* START Given data *

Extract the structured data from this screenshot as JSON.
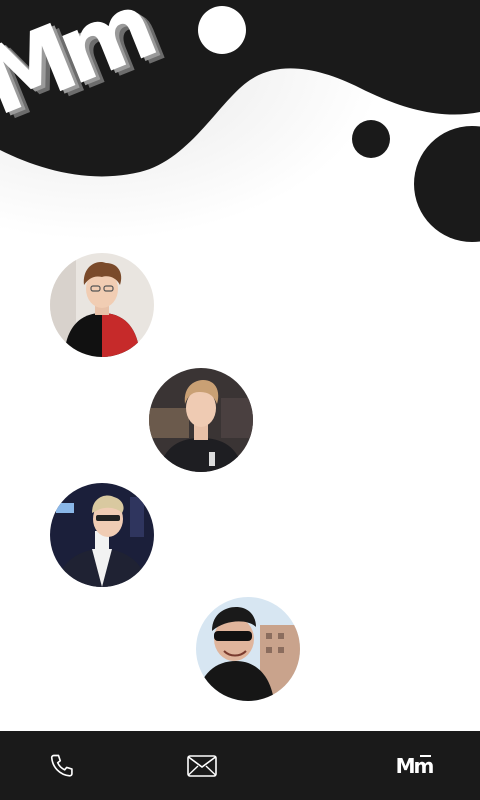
{
  "brand": {
    "logo_text": "Mm",
    "nav_logo_text": "Mm"
  },
  "team": {
    "members": [
      {
        "icon": "avatar-photo",
        "shirt_color": "#c62a2a"
      },
      {
        "icon": "avatar-photo",
        "shirt_color": "#1e1e22"
      },
      {
        "icon": "avatar-photo",
        "shirt_color": "#1f2233"
      },
      {
        "icon": "avatar-photo",
        "shirt_color": "#161616"
      }
    ]
  },
  "bottom_nav": {
    "items": [
      {
        "icon": "phone-icon"
      },
      {
        "icon": "mail-icon"
      },
      {
        "icon": "brand-logo-icon"
      }
    ]
  },
  "colors": {
    "dark": "#1a1a1a",
    "background": "#ffffff"
  }
}
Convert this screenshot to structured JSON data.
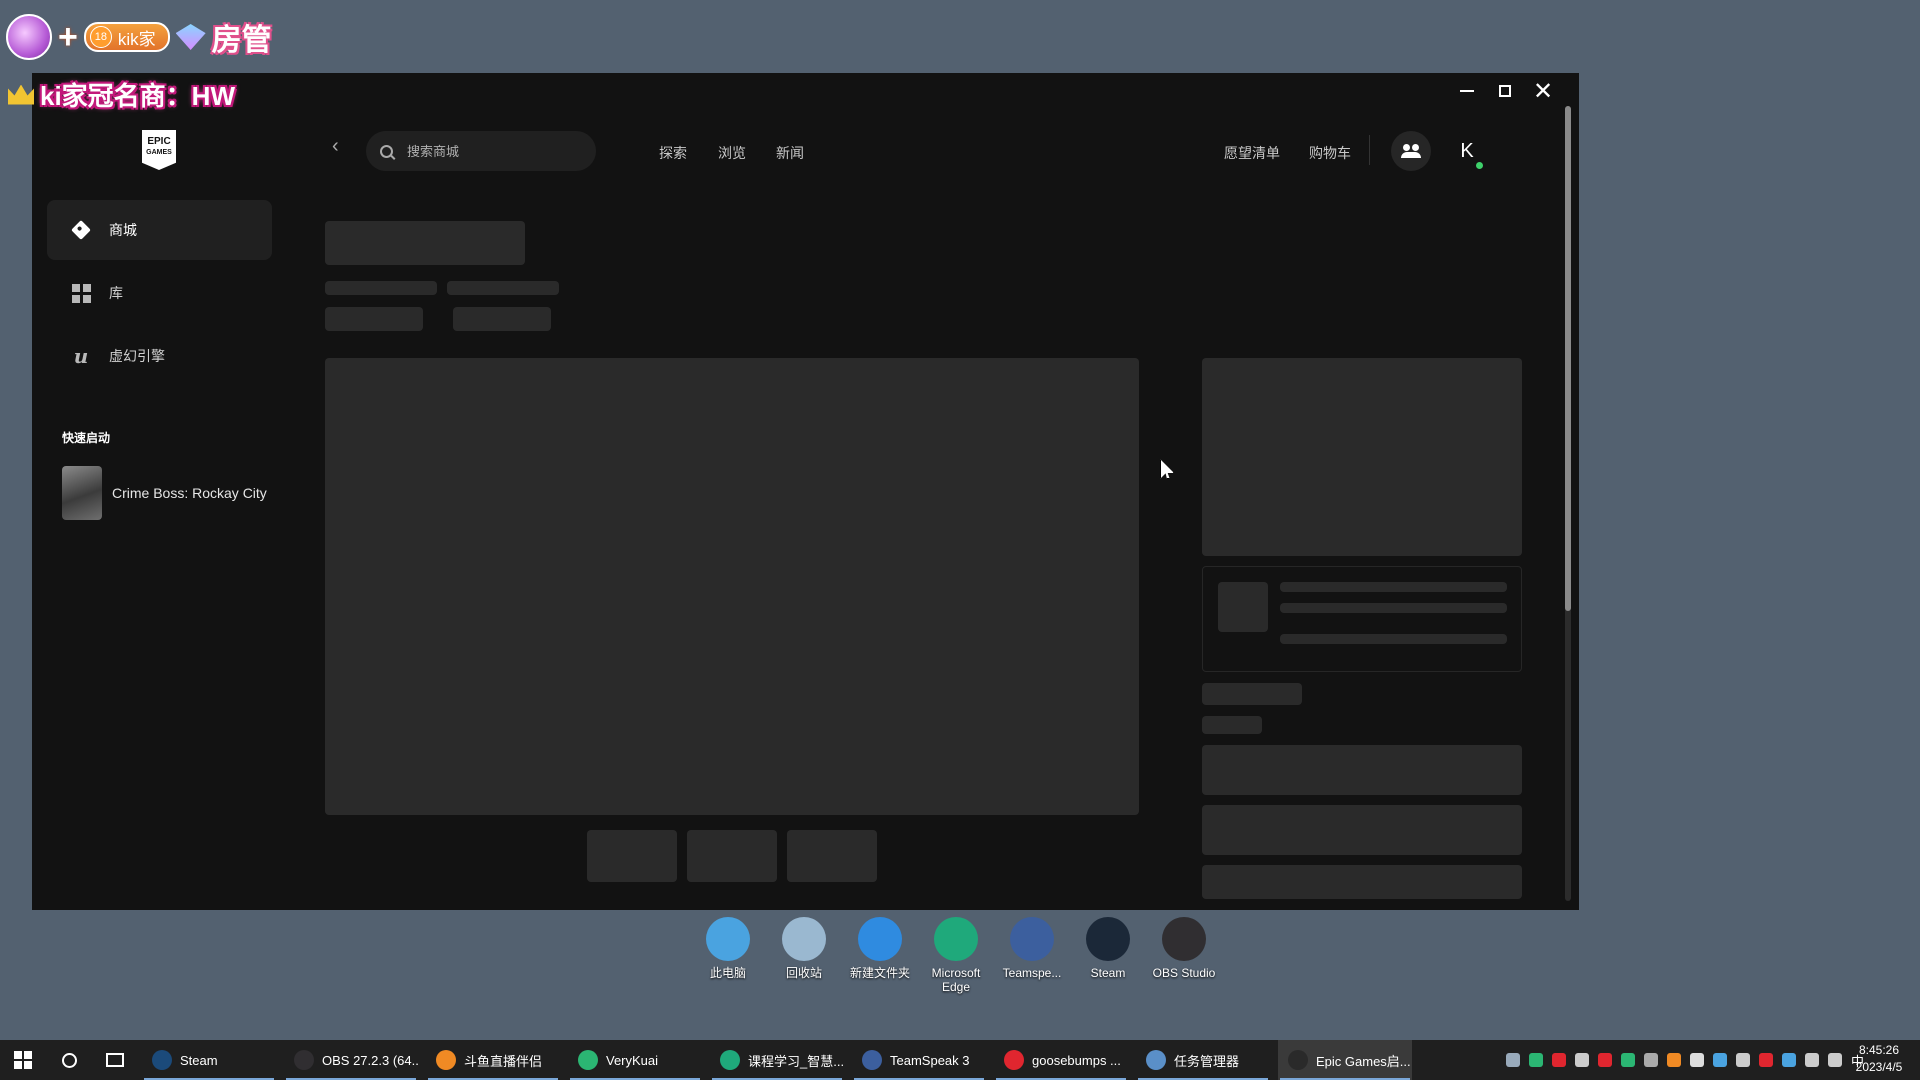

* END Given data *

=== Requirements ===
Could you reproduce every record above exactly, leaving out the pictures?

=== Response ===
Extract the structured data from this screenshot as JSON.
{
  "brand": {
    "logo_text": "Mm",
    "nav_logo_text": "Mm"
  },
  "team": {
    "members": [
      {
        "icon": "avatar-photo",
        "shirt_color": "#c62a2a"
      },
      {
        "icon": "avatar-photo",
        "shirt_color": "#1e1e22"
      },
      {
        "icon": "avatar-photo",
        "shirt_color": "#1f2233"
      },
      {
        "icon": "avatar-photo",
        "shirt_color": "#161616"
      }
    ]
  },
  "bottom_nav": {
    "items": [
      {
        "icon": "phone-icon"
      },
      {
        "icon": "mail-icon"
      },
      {
        "icon": "brand-logo-icon"
      }
    ]
  },
  "colors": {
    "dark": "#1a1a1a",
    "background": "#ffffff"
  }
}
Convert this screenshot to structured JSON data.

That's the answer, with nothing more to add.